» Your goal: Can you give back the lines starting at "stat-label: 新增用户 (336, 203, 385, 217)" and ending at "export-label: 导出 (1147, 688, 1169, 702)", substituting "clickable" for "interactable" and leaving everything else unchanged?

» Data listing:
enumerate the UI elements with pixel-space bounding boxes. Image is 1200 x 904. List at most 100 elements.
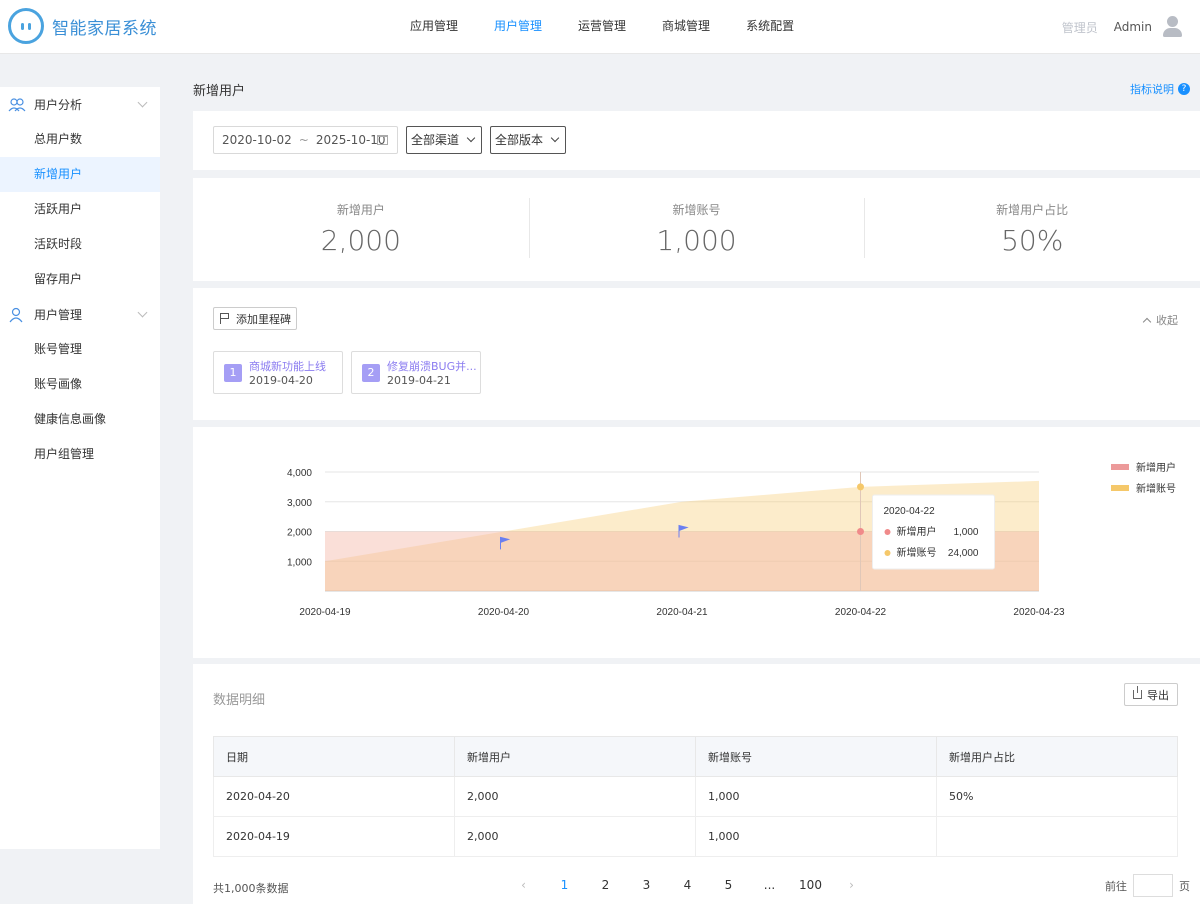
stat-label: 新增用户 (336, 203, 385, 217)
end-date: 2025-10-10 (315, 133, 386, 147)
milestone-title: 商城新功能上线 (249, 360, 326, 373)
goto-page: 前往 页 (1105, 874, 1190, 897)
total-count: 共1,000条数据 (213, 882, 289, 895)
column-header[interactable]: 新增用户 (454, 736, 696, 777)
stats-panel: 新增用户 2,000 新增账号 1,000 新增用户占比 50% (193, 178, 1200, 281)
milestone-card[interactable]: 1 商城新功能上线 2019-04-20 (213, 351, 343, 394)
page-title: 新增用户 (193, 84, 246, 99)
version-select[interactable]: 全部版本 (490, 126, 566, 154)
goto-page-input[interactable] (1133, 874, 1173, 897)
user-role: 管理员 (1061, 20, 1098, 35)
legend-swatch (1111, 464, 1129, 470)
date-separator: ~ (298, 133, 309, 147)
sidebar-item-active-hours[interactable]: 活跃时段 (0, 227, 160, 262)
export-label: 导出 (1147, 688, 1169, 702)
sidebar-item-account-profile[interactable]: 账号画像 (0, 367, 160, 402)
x-tick-label: 2020-04-21 (656, 607, 708, 618)
y-tick-label: 4,000 (287, 468, 312, 479)
sidebar-item-retention[interactable]: 留存用户 (0, 262, 160, 297)
page-button[interactable]: 100 (790, 878, 831, 892)
app-logo[interactable]: 智能家居系统 (8, 8, 157, 44)
page-button[interactable]: 2 (585, 878, 626, 892)
channel-select[interactable]: 全部渠道 (406, 126, 482, 154)
table-cell: 2020-04-20 (213, 776, 455, 817)
stat-value: 1,000 (656, 224, 737, 257)
sidebar-group-user-analysis[interactable]: 用户分析 (0, 87, 160, 122)
collapse-label: 收起 (1156, 314, 1178, 327)
page-button[interactable]: 5 (708, 878, 749, 892)
column-header[interactable]: 日期 (213, 736, 455, 777)
sidebar-item-health-profile[interactable]: 健康信息画像 (0, 402, 160, 437)
column-header[interactable]: 新增账号 (695, 736, 937, 777)
tooltip-marker (884, 529, 891, 535)
flag-icon (220, 313, 230, 324)
milestone-date: 2019-04-21 (387, 374, 451, 387)
x-tick-label: 2020-04-23 (1013, 607, 1065, 618)
sidebar-group-user-management[interactable]: 用户管理 (0, 297, 160, 332)
collapse-button[interactable]: 收起 (1142, 312, 1178, 328)
nav-item-system-config[interactable]: 系统配置 (728, 0, 812, 54)
sidebar-item-active-users[interactable]: 活跃用户 (0, 192, 160, 227)
tooltip-series-value: 24,000 (948, 548, 979, 559)
pagination-bar: 共1,000条数据 ‹ 1 2 3 4 5 ... 100 › 前往 页 (193, 867, 1200, 904)
tooltip-date: 2020-04-22 (884, 506, 936, 517)
sidebar-item-user-groups[interactable]: 用户组管理 (0, 437, 160, 472)
table-cell: 1,000 (695, 776, 937, 817)
milestone-title: 修复崩溃BUG并... (387, 360, 477, 373)
table-cell: 2,000 (454, 776, 696, 817)
legend-swatch (1111, 485, 1129, 491)
user-name[interactable]: Admin (1114, 20, 1152, 34)
export-icon (1133, 686, 1142, 699)
milestone-panel: 添加里程碑 收起 1 商城新功能上线 2019-04-20 2 修复崩溃BUG并… (193, 288, 1200, 420)
nav-item-mall[interactable]: 商城管理 (644, 0, 728, 54)
milestone-date: 2019-04-20 (249, 374, 313, 387)
date-range-picker[interactable]: 2020-10-02 ~ 2025-10-10 (213, 126, 398, 154)
legend-label: 新增账号 (1136, 482, 1176, 495)
app-title: 智能家居系统 (52, 18, 157, 39)
y-tick-label: 3,000 (287, 498, 312, 509)
sidebar-item-account-management[interactable]: 账号管理 (0, 332, 160, 367)
table-cell (936, 816, 1178, 857)
stat-label: 新增用户占比 (996, 203, 1069, 217)
goto-suffix: 页 (1179, 879, 1190, 893)
trend-chart[interactable]: 1,000 2,000 3,000 4,000 2020-04-19 2020-04-20… (193, 427, 1200, 658)
logo-icon (8, 8, 44, 44)
user-manage-icon (9, 307, 23, 322)
sidebar-item-new-users[interactable]: 新增用户 (0, 157, 160, 192)
column-header[interactable]: 新增用户占比 (936, 736, 1178, 777)
avatar-icon[interactable] (1162, 16, 1182, 38)
add-milestone-button[interactable]: 添加里程碑 (213, 307, 297, 330)
stat-value: 2,000 (320, 224, 401, 257)
page-button[interactable]: 3 (626, 878, 667, 892)
question-icon: ? (1178, 83, 1190, 95)
sidebar-group-label: 用户分析 (34, 98, 83, 112)
nav-item-app-management[interactable]: 应用管理 (392, 0, 476, 54)
users-icon (8, 97, 26, 111)
data-point (857, 483, 864, 491)
top-bar: 智能家居系统 应用管理 用户管理 运营管理 商城管理 系统配置 管理员 Admi… (0, 0, 1200, 54)
user-area: 管理员 Admin (1062, 0, 1182, 54)
chevron-down-icon (137, 97, 148, 108)
page-button[interactable]: 4 (667, 878, 708, 892)
export-button[interactable]: 导出 (1124, 683, 1178, 706)
stat-value: 50% (1001, 224, 1064, 257)
page-button[interactable]: 1 (544, 878, 585, 892)
nav-item-operations[interactable]: 运营管理 (560, 0, 644, 54)
next-page-button[interactable]: › (831, 878, 872, 892)
sidebar-item-total-users[interactable]: 总用户数 (0, 122, 160, 157)
prev-page-button[interactable]: ‹ (503, 878, 544, 892)
data-point (857, 528, 864, 535)
metric-help-link[interactable]: 指标说明 ? (1130, 81, 1190, 97)
table-cell: 2,000 (454, 816, 696, 857)
table-cell: 1,000 (695, 816, 937, 857)
nav-item-user-management[interactable]: 用户管理 (476, 0, 560, 54)
milestone-number: 2 (362, 363, 380, 382)
tooltip-series-value: 1,000 (953, 527, 978, 538)
calendar-icon (377, 135, 388, 145)
chevron-down-icon (137, 307, 148, 318)
tooltip-series-name: 新增用户 (897, 525, 937, 538)
detail-table: 日期 新增用户 新增账号 新增用户占比 2020-04-20 2,000 1,0… (213, 736, 1178, 857)
tooltip-series-name: 新增账号 (897, 546, 937, 559)
milestone-card[interactable]: 2 修复崩溃BUG并... 2019-04-21 (351, 351, 481, 394)
version-value: 全部版本 (495, 133, 544, 147)
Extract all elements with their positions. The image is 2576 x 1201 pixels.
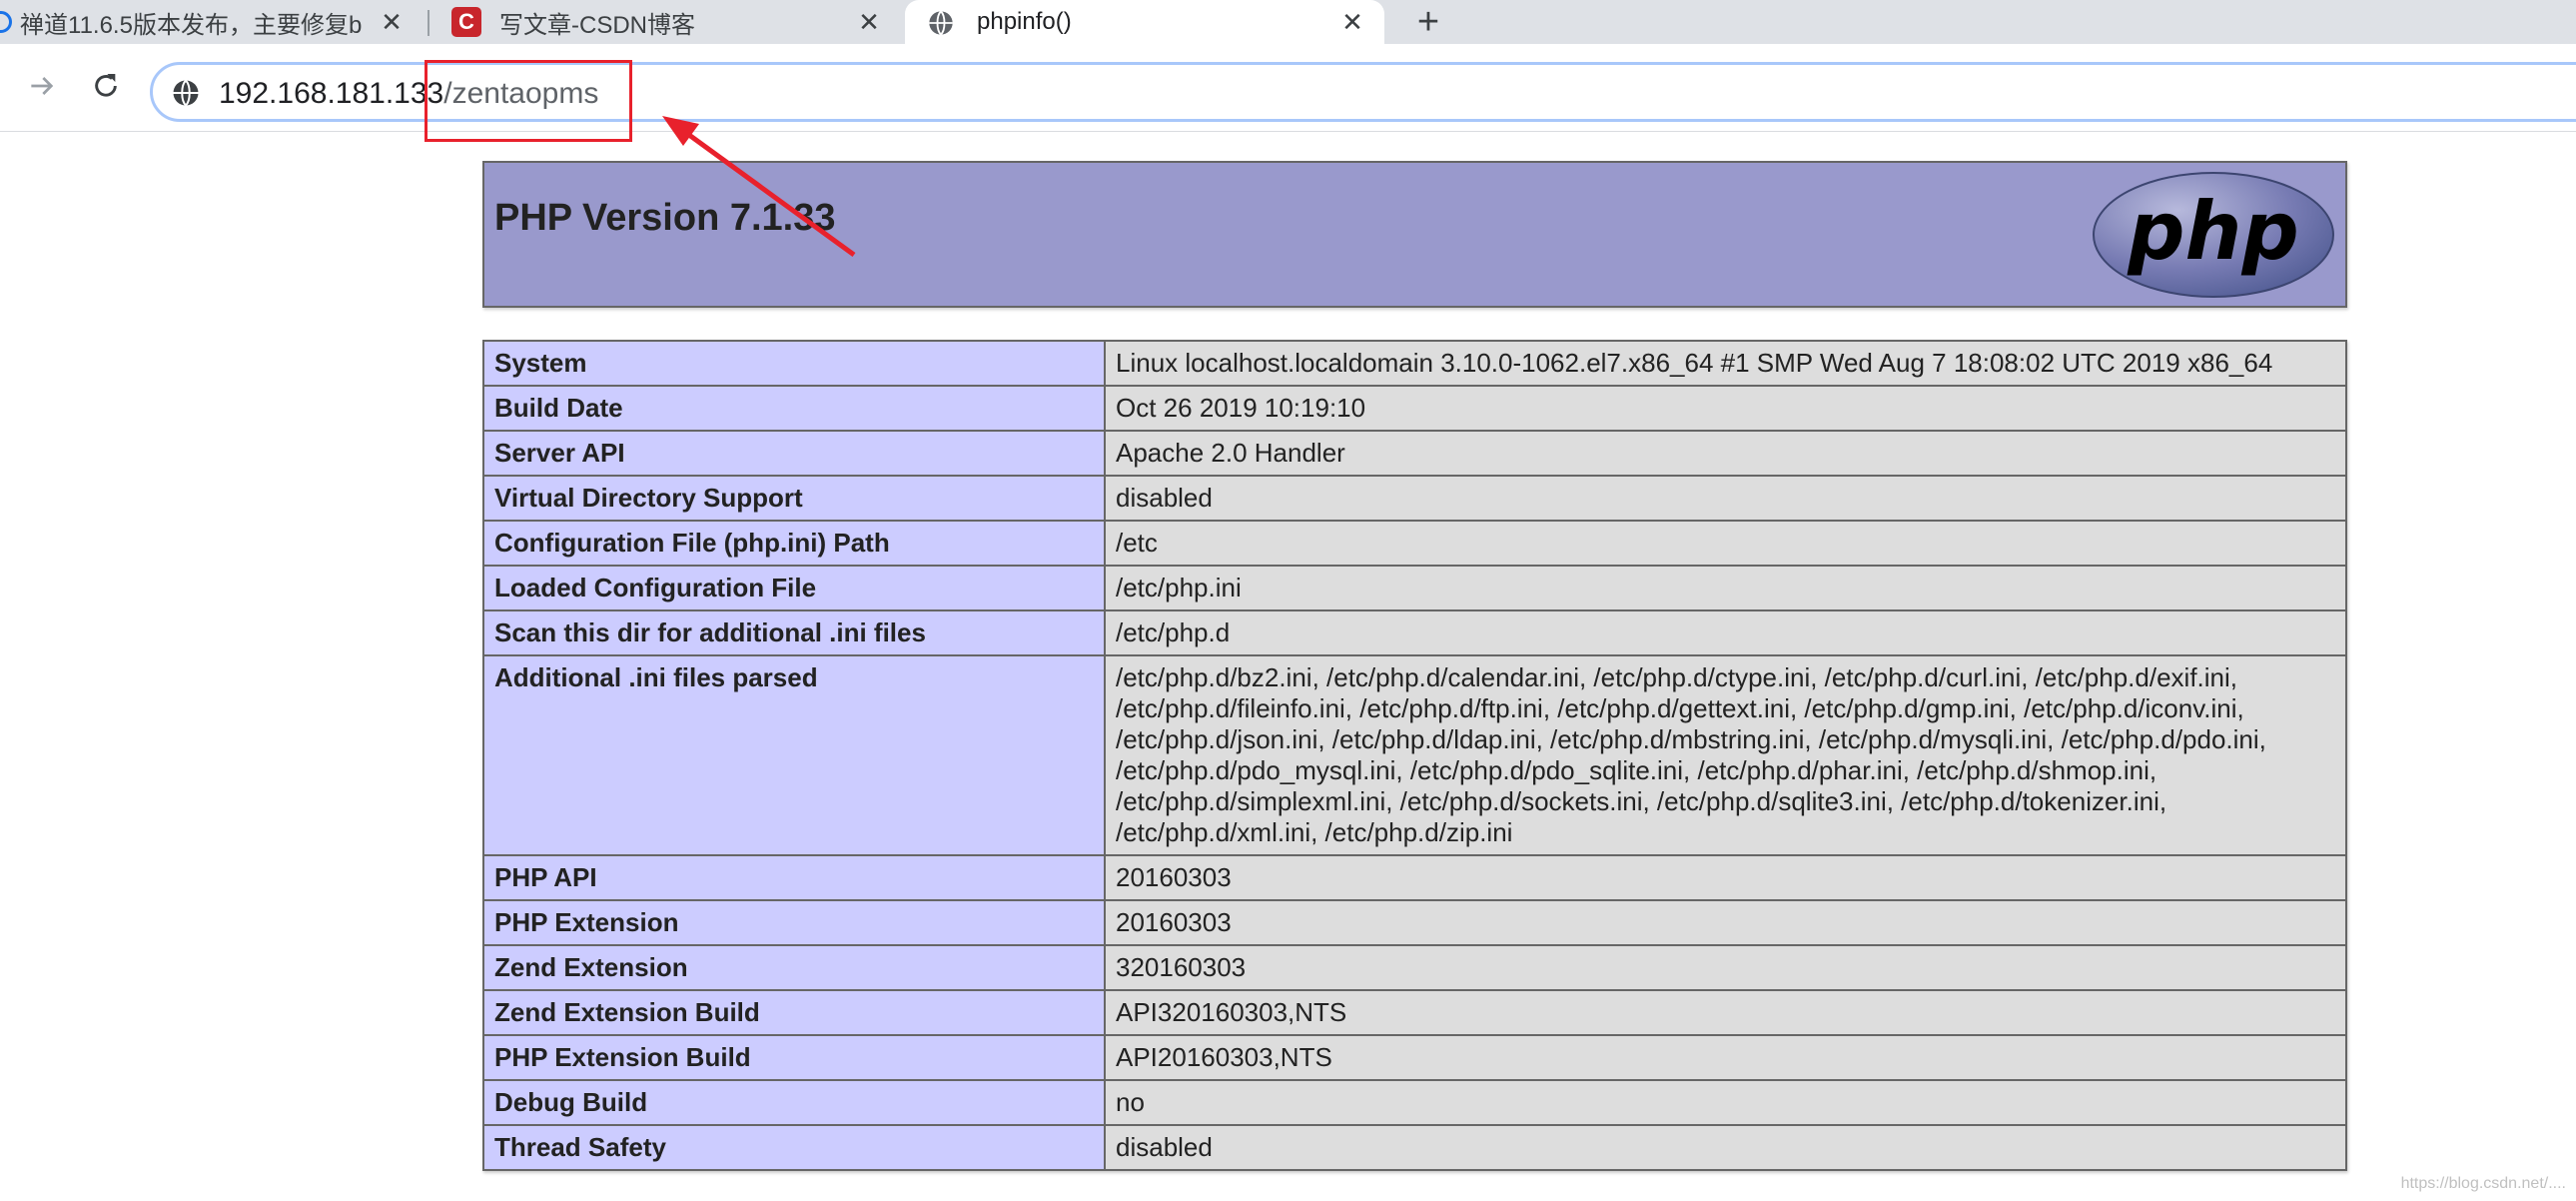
row-value: API20160303,NTS: [1104, 1034, 2347, 1081]
row-value: /etc/php.d/bz2.ini, /etc/php.d/calendar.…: [1104, 654, 2347, 856]
row-key: Build Date: [482, 385, 1106, 432]
table-row: Additional .ini files parsed/etc/php.d/b…: [482, 654, 2347, 856]
watermark: https://blog.csdn.net/....: [2400, 1175, 2566, 1192]
row-key: Loaded Configuration File: [482, 565, 1106, 611]
php-logo-text: php: [2127, 185, 2298, 278]
row-value: 320160303: [1104, 944, 2347, 991]
tab-phpinfo[interactable]: phpinfo() ✕: [905, 0, 1384, 44]
row-value: Apache 2.0 Handler: [1104, 430, 2347, 477]
forward-button[interactable]: [22, 66, 62, 106]
globe-icon: [0, 11, 12, 33]
close-icon[interactable]: ✕: [855, 7, 883, 37]
row-value: disabled: [1104, 1124, 2347, 1171]
row-key: Server API: [482, 430, 1106, 477]
csdn-logo-icon: C: [451, 7, 481, 37]
row-key: PHP Extension Build: [482, 1034, 1106, 1081]
row-key: PHP API: [482, 854, 1106, 901]
row-value: /etc: [1104, 520, 2347, 567]
table-row: System Linux localhost.localdomain 3.10.0…: [482, 340, 2347, 387]
page-title: PHP Version 7.1.33: [494, 197, 836, 239]
browser-toolbar: 192.168.181.133/zentaopms: [0, 44, 2576, 132]
tab-title: 禅道11.6.5版本发布，主要修复b: [20, 11, 363, 39]
row-key: PHP Extension: [482, 899, 1106, 946]
phpinfo-table: System Linux localhost.localdomain 3.10.0…: [482, 340, 2347, 1171]
tab-divider: [428, 10, 429, 36]
reload-button[interactable]: [86, 66, 126, 106]
row-key: Virtual Directory Support: [482, 475, 1106, 522]
table-row: Loaded Configuration File/etc/php.ini: [482, 565, 2347, 611]
row-value: Oct 26 2019 10:19:10: [1104, 385, 2347, 432]
row-value: disabled: [1104, 475, 2347, 522]
row-key: Scan this dir for additional .ini files: [482, 609, 1106, 656]
table-row: Build Date Oct 26 2019 10:19:10: [482, 385, 2347, 432]
table-row: Configuration File (php.ini) Path/etc: [482, 520, 2347, 567]
new-tab-button[interactable]: +: [1410, 1, 1446, 43]
table-row: Scan this dir for additional .ini files /…: [482, 609, 2347, 656]
close-icon[interactable]: ✕: [378, 7, 406, 37]
table-row: Server API Apache 2.0 Handler: [482, 430, 2347, 477]
tab-csdn-write[interactable]: C 写文章-CSDN博客 ✕: [431, 0, 901, 44]
table-row: Thread Safety disabled: [482, 1124, 2347, 1171]
tab-strip: 禅道11.6.5版本发布，主要修复b ✕ C 写文章-CSDN博客 ✕ phpi…: [0, 0, 2576, 44]
tab-title: phpinfo(): [977, 8, 1072, 35]
table-row: Debug Build no: [482, 1079, 2347, 1126]
annotation-highlight-box: [425, 60, 632, 142]
row-value: Linux localhost.localdomain 3.10.0-1062.…: [1104, 340, 2347, 387]
row-value: /etc/php.d: [1104, 609, 2347, 656]
row-value: /etc/php.ini: [1104, 565, 2347, 611]
table-row: PHP API 20160303: [482, 854, 2347, 901]
row-key: Zend Extension Build: [482, 989, 1106, 1036]
url-host: 192.168.181.133: [219, 77, 444, 110]
table-row: PHP Extension Build API20160303,NTS: [482, 1034, 2347, 1081]
phpinfo-header: PHP Version 7.1.33 php: [482, 161, 2347, 308]
row-value: 20160303: [1104, 899, 2347, 946]
table-row: PHP Extension 20160303: [482, 899, 2347, 946]
row-key: Configuration File (php.ini) Path: [482, 520, 1106, 567]
row-value: no: [1104, 1079, 2347, 1126]
row-key: Additional .ini files parsed: [482, 654, 1106, 856]
row-key: Zend Extension: [482, 944, 1106, 991]
row-key: System: [482, 340, 1106, 387]
table-row: Zend Extension Build API320160303,NTS: [482, 989, 2347, 1036]
php-logo: php: [2093, 172, 2334, 298]
row-key: Debug Build: [482, 1079, 1106, 1126]
globe-icon: [929, 10, 953, 36]
tab-title: 写文章-CSDN博客: [499, 11, 695, 39]
row-key: Thread Safety: [482, 1124, 1106, 1171]
table-row: Zend Extension 320160303: [482, 944, 2347, 991]
tab-zentao-release[interactable]: 禅道11.6.5版本发布，主要修复b ✕: [0, 0, 424, 44]
arrow-right-icon: [31, 77, 54, 95]
row-value: API320160303,NTS: [1104, 989, 2347, 1036]
row-value: 20160303: [1104, 854, 2347, 901]
site-info-icon[interactable]: [171, 78, 201, 108]
close-icon[interactable]: ✕: [1338, 7, 1366, 37]
table-row: Virtual Directory Support disabled: [482, 475, 2347, 522]
reload-icon: [95, 74, 117, 97]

» Answer:
stat-label: 新增用户 (336, 203, 385, 217)
end-date: 2025-10-10 (315, 133, 386, 147)
milestone-title: 商城新功能上线 (249, 360, 326, 373)
goto-page: 前往 页 (1105, 874, 1190, 897)
total-count: 共1,000条数据 (213, 882, 289, 895)
column-header[clickable]: 新增用户 (454, 736, 696, 777)
stats-panel: 新增用户 2,000 新增账号 1,000 新增用户占比 50% (193, 178, 1200, 281)
milestone-card[clickable]: 1 商城新功能上线 2019-04-20 (213, 351, 343, 394)
page-title: 新增用户 (193, 84, 246, 99)
version-select[clickable]: 全部版本 (490, 126, 566, 154)
goto-page-input[clickable] (1133, 874, 1173, 897)
user-role: 管理员 (1061, 20, 1098, 35)
legend-swatch (1111, 464, 1129, 470)
date-separator: ~ (298, 133, 309, 147)
sidebar-item-active-hours[clickable]: 活跃时段 (0, 227, 160, 262)
export-label: 导出 (1147, 688, 1169, 702)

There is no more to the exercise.